[Collection entries]
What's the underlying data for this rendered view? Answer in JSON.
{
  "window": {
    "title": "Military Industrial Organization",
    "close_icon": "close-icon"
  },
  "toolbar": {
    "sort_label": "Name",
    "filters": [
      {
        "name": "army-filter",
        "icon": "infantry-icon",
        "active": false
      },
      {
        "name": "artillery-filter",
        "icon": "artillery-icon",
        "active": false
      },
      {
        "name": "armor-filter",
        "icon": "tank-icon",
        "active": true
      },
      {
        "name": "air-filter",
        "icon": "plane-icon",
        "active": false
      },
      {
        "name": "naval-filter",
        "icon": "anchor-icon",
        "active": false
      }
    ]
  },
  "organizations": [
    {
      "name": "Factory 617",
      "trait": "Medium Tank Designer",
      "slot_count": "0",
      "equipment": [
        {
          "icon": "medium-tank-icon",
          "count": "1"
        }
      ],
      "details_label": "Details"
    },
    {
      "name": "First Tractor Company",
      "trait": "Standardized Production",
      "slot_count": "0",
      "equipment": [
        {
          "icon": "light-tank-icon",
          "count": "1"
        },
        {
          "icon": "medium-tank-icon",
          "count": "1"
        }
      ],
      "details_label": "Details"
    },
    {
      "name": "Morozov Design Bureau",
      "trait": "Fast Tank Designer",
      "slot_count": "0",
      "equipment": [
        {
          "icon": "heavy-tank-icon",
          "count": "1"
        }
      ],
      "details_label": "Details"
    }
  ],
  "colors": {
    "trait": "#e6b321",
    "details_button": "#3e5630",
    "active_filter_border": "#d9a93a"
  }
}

WHAT THE EXERCISE ASKS —
Each line of the material must be restated exactly.

EXPECTED ANSWER —
What's the underlying data for this rendered view? Answer in JSON.
{
  "window": {
    "title": "Military Industrial Organization",
    "close_icon": "close-icon"
  },
  "toolbar": {
    "sort_label": "Name",
    "filters": [
      {
        "name": "army-filter",
        "icon": "infantry-icon",
        "active": false
      },
      {
        "name": "artillery-filter",
        "icon": "artillery-icon",
        "active": false
      },
      {
        "name": "armor-filter",
        "icon": "tank-icon",
        "active": true
      },
      {
        "name": "air-filter",
        "icon": "plane-icon",
        "active": false
      },
      {
        "name": "naval-filter",
        "icon": "anchor-icon",
        "active": false
      }
    ]
  },
  "organizations": [
    {
      "name": "Factory 617",
      "trait": "Medium Tank Designer",
      "slot_count": "0",
      "equipment": [
        {
          "icon": "medium-tank-icon",
          "count": "1"
        }
      ],
      "details_label": "Details"
    },
    {
      "name": "First Tractor Company",
      "trait": "Standardized Production",
      "slot_count": "0",
      "equipment": [
        {
          "icon": "light-tank-icon",
          "count": "1"
        },
        {
          "icon": "medium-tank-icon",
          "count": "1"
        }
      ],
      "details_label": "Details"
    },
    {
      "name": "Morozov Design Bureau",
      "trait": "Fast Tank Designer",
      "slot_count": "0",
      "equipment": [
        {
          "icon": "heavy-tank-icon",
          "count": "1"
        }
      ],
      "details_label": "Details"
    }
  ],
  "colors": {
    "trait": "#e6b321",
    "details_button": "#3e5630",
    "active_filter_border": "#d9a93a"
  }
}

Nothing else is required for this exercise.